**REQUIREMENTS:** Each line that holds the word "жилых" is to be identified and copied.

========================================================================

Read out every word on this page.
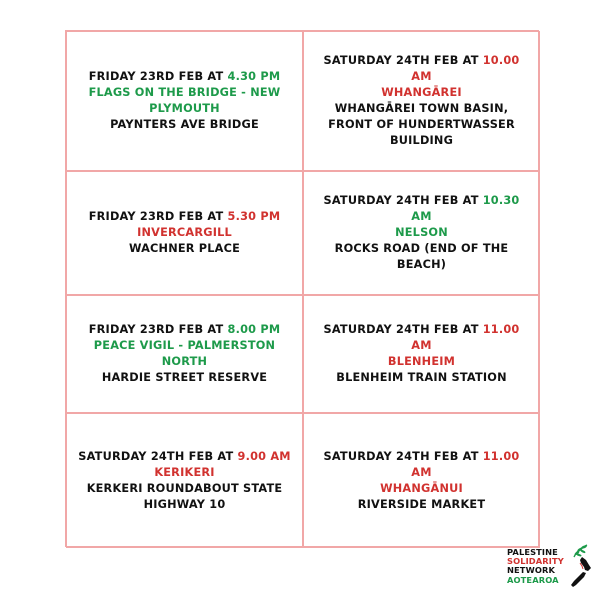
FRIDAY 23RD FEB AT 4.30 PM
FLAGS ON THE BRIDGE - NEW PLYMOUTH
PAYNTERS AVE BRIDGE
SATURDAY 24TH FEB AT 10.00 AM
WHANGĀREI
WHANGĀREI TOWN BASIN, FRONT OF HUNDERTWASSER BUILDING
FRIDAY 23RD FEB AT 5.30 PM
INVERCARGILL
WACHNER PLACE
SATURDAY 24TH FEB AT 10.30 AM
NELSON
ROCKS ROAD (END OF THE BEACH)
FRIDAY 23RD FEB AT 8.00 PM
PEACE VIGIL - PALMERSTON NORTH
HARDIE STREET RESERVE
SATURDAY 24TH FEB AT 11.00 AM
BLENHEIM
BLENHEIM TRAIN STATION
SATURDAY 24TH FEB AT 9.00 AM
KERIKERI
KERKERI ROUNDABOUT STATE HIGHWAY 10
SATURDAY 24TH FEB AT 11.00 AM
WHANGĀNUI
RIVERSIDE MARKET
PALESTINE
SOLIDARITY
NETWORK
AOTEAROA
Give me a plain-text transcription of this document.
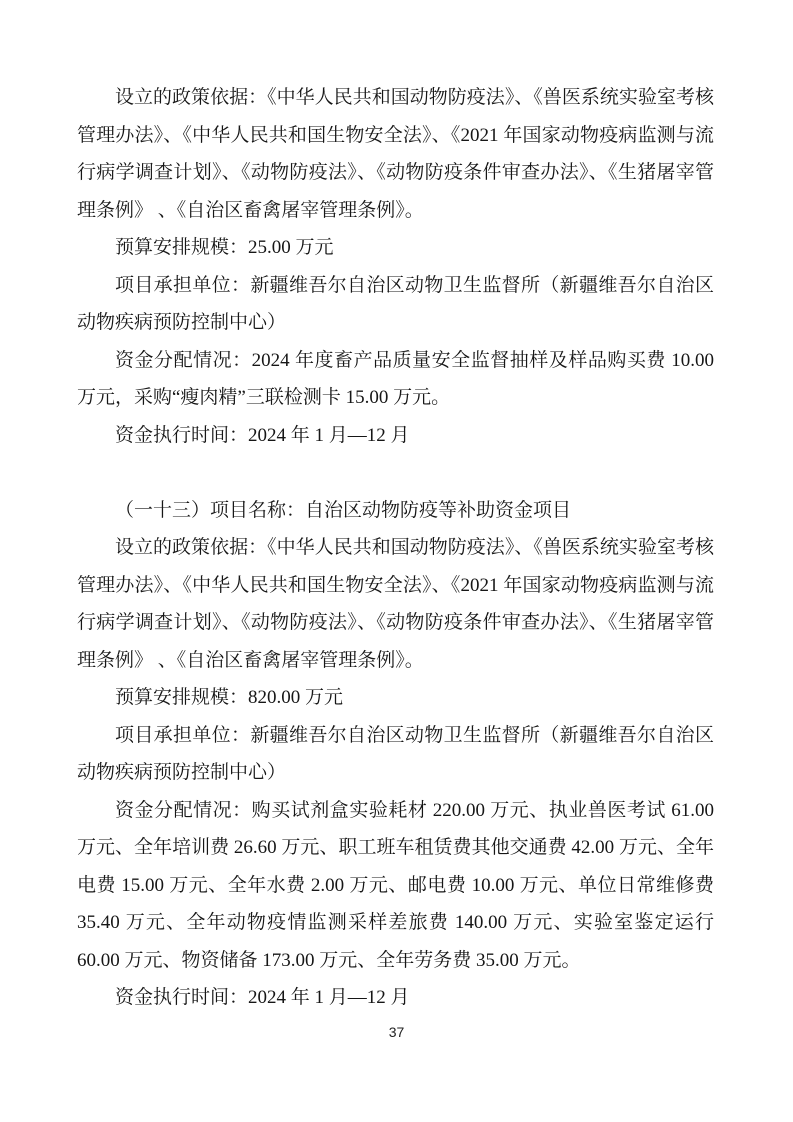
设立的政策依据：《中华人民共和国动物防疫法》、《兽医系统实验室考核管理办法》、《中华人民共和国生物安全法》、《2021 年国家动物疫病监测与流行病学调查计划》、《动物防疫法》、《动物防疫条件审查办法》、《生猪屠宰管理条例》 、《自治区畜禽屠宰管理条例》。

预算安排规模：25.00 万元

项目承担单位：新疆维吾尔自治区动物卫生监督所（新疆维吾尔自治区动物疾病预防控制中心）

资金分配情况：2024 年度畜产品质量安全监督抽样及样品购买费 10.00 万元，采购“瘦肉精”三联检测卡 15.00 万元。

资金执行时间：2024 年 1 月—12 月

（一十三）项目名称：自治区动物防疫等补助资金项目

设立的政策依据：《中华人民共和国动物防疫法》、《兽医系统实验室考核管理办法》、《中华人民共和国生物安全法》、《2021 年国家动物疫病监测与流行病学调查计划》、《动物防疫法》、《动物防疫条件审查办法》、《生猪屠宰管理条例》 、《自治区畜禽屠宰管理条例》。

预算安排规模：820.00 万元

项目承担单位：新疆维吾尔自治区动物卫生监督所（新疆维吾尔自治区动物疾病预防控制中心）

资金分配情况：购买试剂盒实验耗材 220.00 万元、执业兽医考试 61.00 万元、全年培训费 26.60 万元、职工班车租赁费其他交通费 42.00 万元、全年电费 15.00 万元、全年水费 2.00 万元、邮电费 10.00 万元、单位日常维修费 35.40 万元、全年动物疫情监测采样差旅费 140.00 万元、实验室鉴定运行 60.00 万元、物资储备 173.00 万元、全年劳务费 35.00 万元。

资金执行时间：2024 年 1 月—12 月

37
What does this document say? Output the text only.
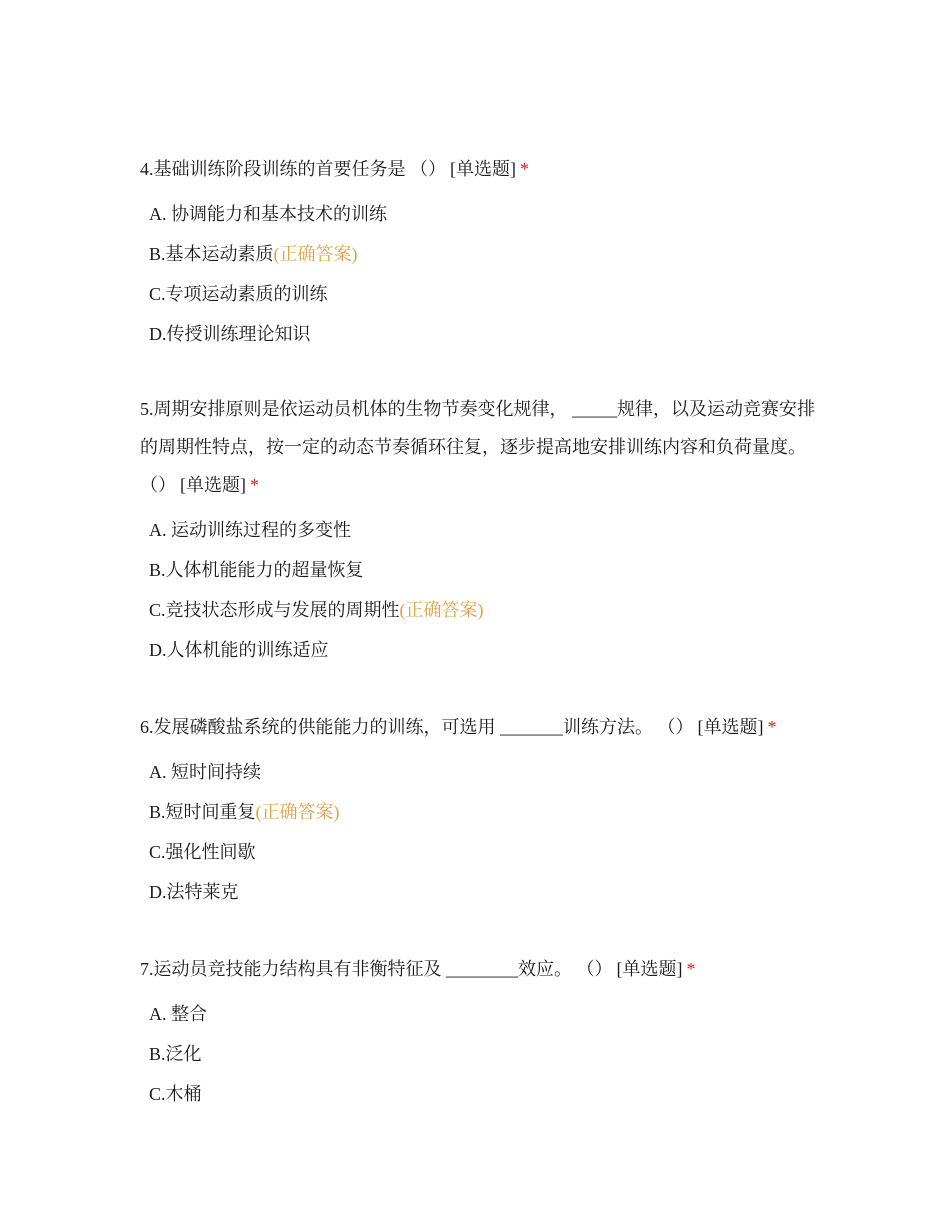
4.基础训练阶段训练的首要任务是 （） [单选题] *

A. 协调能力和基本技术的训练
B.基本运动素质(正确答案)
C.专项运动素质的训练
D.传授训练理论知识

5.周期安排原则是依运动员机体的生物节奏变化规律， _____规律，以及运动竞赛安排的周期性特点，按一定的动态节奏循环往复，逐步提高地安排训练内容和负荷量度。 （） [单选题] *

A. 运动训练过程的多变性
B.人体机能能力的超量恢复
C.竞技状态形成与发展的周期性(正确答案)
D.人体机能的训练适应

6.发展磷酸盐系统的供能能力的训练，可选用 _______训练方法。 （） [单选题] *

A. 短时间持续
B.短时间重复(正确答案)
C.强化性间歇
D.法特莱克

7.运动员竞技能力结构具有非衡特征及 ________效应。 （） [单选题] *

A. 整合
B.泛化
C.木桶
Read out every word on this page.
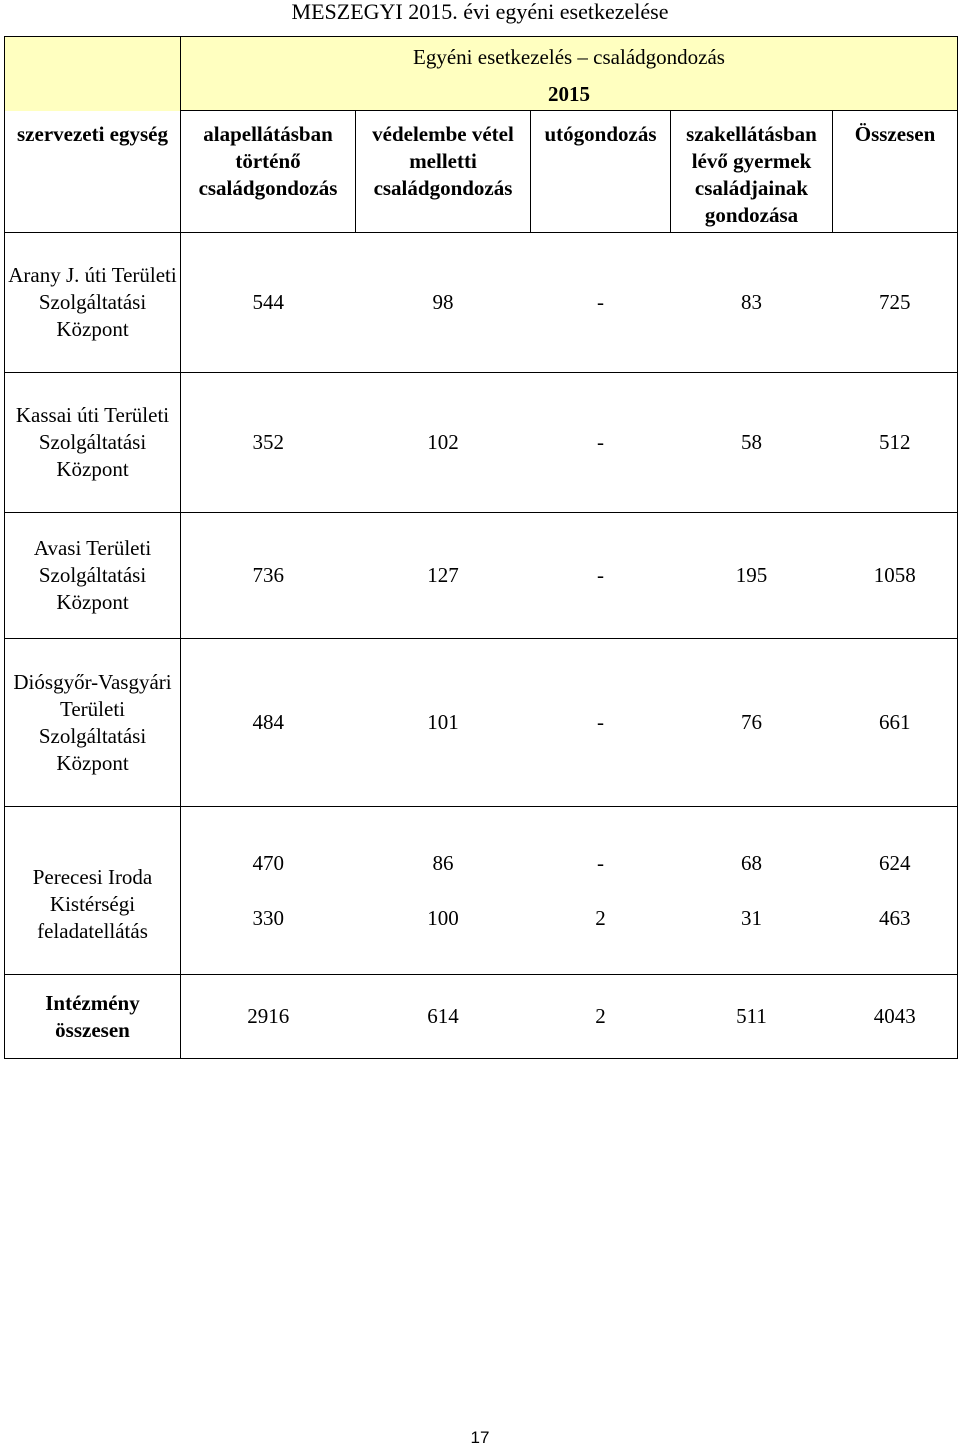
MESZEGYI 2015. évi egyéni esetkezelése
	Egyéni esetkezelés – családgondozás				
	2015				
szervezeti egység	alapellátásban történő családgondozás	védelembe vétel melletti családgondozás	utógondozás	szakellátásban lévő gyermek családjainak gondozása	Összesen
Arany J. úti Területi Szolgáltatási Központ	544	98	-	83	725
Kassai úti Területi Szolgáltatási Központ	352	102	-	58	512
Avasi Területi Szolgáltatási Központ	736	127	-	195	1058
Diósgyőr-Vasgyári Területi Szolgáltatási Központ	484	101	-	76	661
Perecesi Iroda	470	86	-	68	624
Kistérségi feladatellátás	330	100	2	31	463
Intézmény összesen	2916	614	2	511	4043
17
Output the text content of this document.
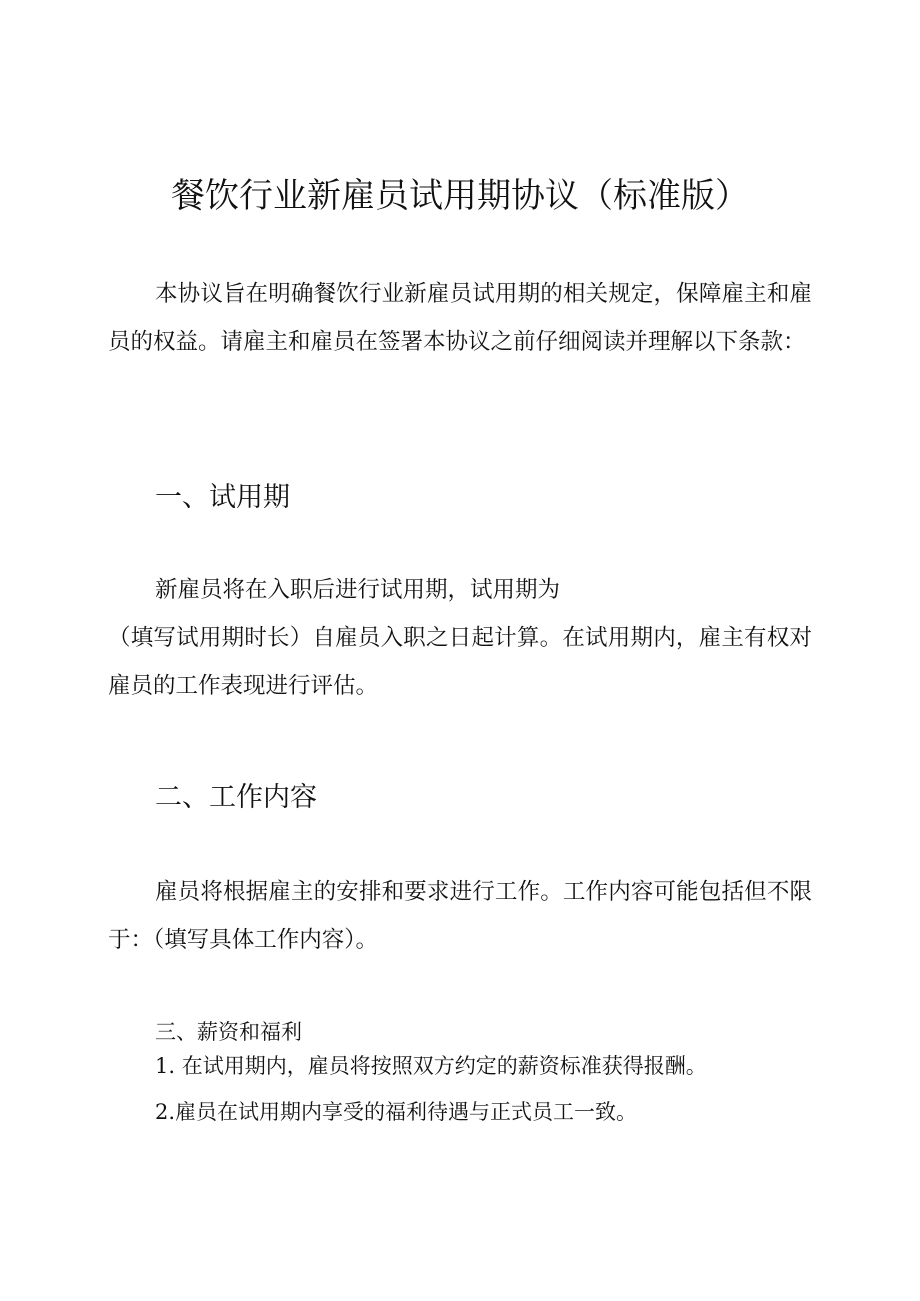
餐饮行业新雇员试用期协议（标准版）

本协议旨在明确餐饮行业新雇员试用期的相关规定，保障雇主和雇员的权益。请雇主和雇员在签署本协议之前仔细阅读并理解以下条款：

一、试用期

新雇员将在入职后进行试用期，试用期为

（填写试用期时长）自雇员入职之日起计算。在试用期内，雇主有权对雇员的工作表现进行评估。

二、工作内容

雇员将根据雇主的安排和要求进行工作。工作内容可能包括但不限于：（填写具体工作内容）。

三、薪资和福利

1. 在试用期内，雇员将按照双方约定的薪资标准获得报酬。

2.雇员在试用期内享受的福利待遇与正式员工一致。
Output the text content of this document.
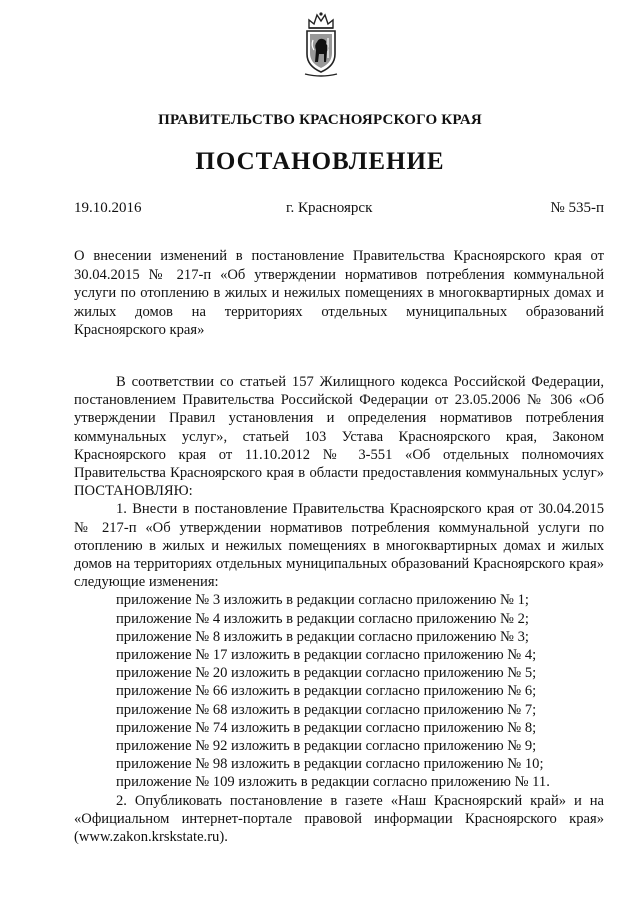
ПРАВИТЕЛЬСТВО КРАСНОЯРСКОГО КРАЯ
ПОСТАНОВЛЕНИЕ
19.10.2016	г. Красноярск	№ 535-п
О внесении изменений в постановление Правительства Красноярского края от 30.04.2015 № 217-п «Об утверждении нормативов потребления коммунальной услуги по отоплению в жилых и нежилых помещениях в многоквартирных домах и жилых домов на территориях отдельных муниципальных образований Красноярского края»

В соответствии со статьей 157 Жилищного кодекса Российской Федерации, постановлением Правительства Российской Федерации от 23.05.2006 № 306 «Об утверждении Правил установления и определения нормативов потребления коммунальных услуг», статьей 103 Устава Красноярского края, Законом Красноярского края от 11.10.2012 № 3-551 «Об отдельных полномочиях Правительства Красноярского края в области предоставления коммунальных услуг» ПОСТАНОВЛЯЮ:

1. Внести в постановление Правительства Красноярского края от 30.04.2015 № 217-п «Об утверждении нормативов потребления коммунальной услуги по отоплению в жилых и нежилых помещениях в многоквартирных домах и жилых домов на территориях отдельных муниципальных образований Красноярского края» следующие изменения:

приложение № 3 изложить в редакции согласно приложению № 1;
приложение № 4 изложить в редакции согласно приложению № 2;
приложение № 8 изложить в редакции согласно приложению № 3;
приложение № 17 изложить в редакции согласно приложению № 4;
приложение № 20 изложить в редакции согласно приложению № 5;
приложение № 66 изложить в редакции согласно приложению № 6;
приложение № 68 изложить в редакции согласно приложению № 7;
приложение № 74 изложить в редакции согласно приложению № 8;
приложение № 92 изложить в редакции согласно приложению № 9;
приложение № 98 изложить в редакции согласно приложению № 10;
приложение № 109 изложить в редакции согласно приложению № 11.

2. Опубликовать постановление в газете «Наш Красноярский край» и на «Официальном интернет-портале правовой информации Красноярского края» (www.zakon.krskstate.ru).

========================================================================

**ANSWER TO THIS TASK:**
О внесении изменений в постановление Правительства Красноярского края от 30.04.2015 № 217-п «Об утверждении нормативов потребления коммунальной услуги по отоплению в жилых и нежилых помещениях в многоквартирных домах и жилых домов на территориях отдельных муниципальных образований Красноярского края»
1. Внести в постановление Правительства Красноярского края от 30.04.2015 № 217-п «Об утверждении нормативов потребления коммунальной услуги по отоплению в жилых и нежилых помещениях в многоквартирных домах и жилых домов на территориях отдельных муниципальных образований Красноярского края» следующие изменения:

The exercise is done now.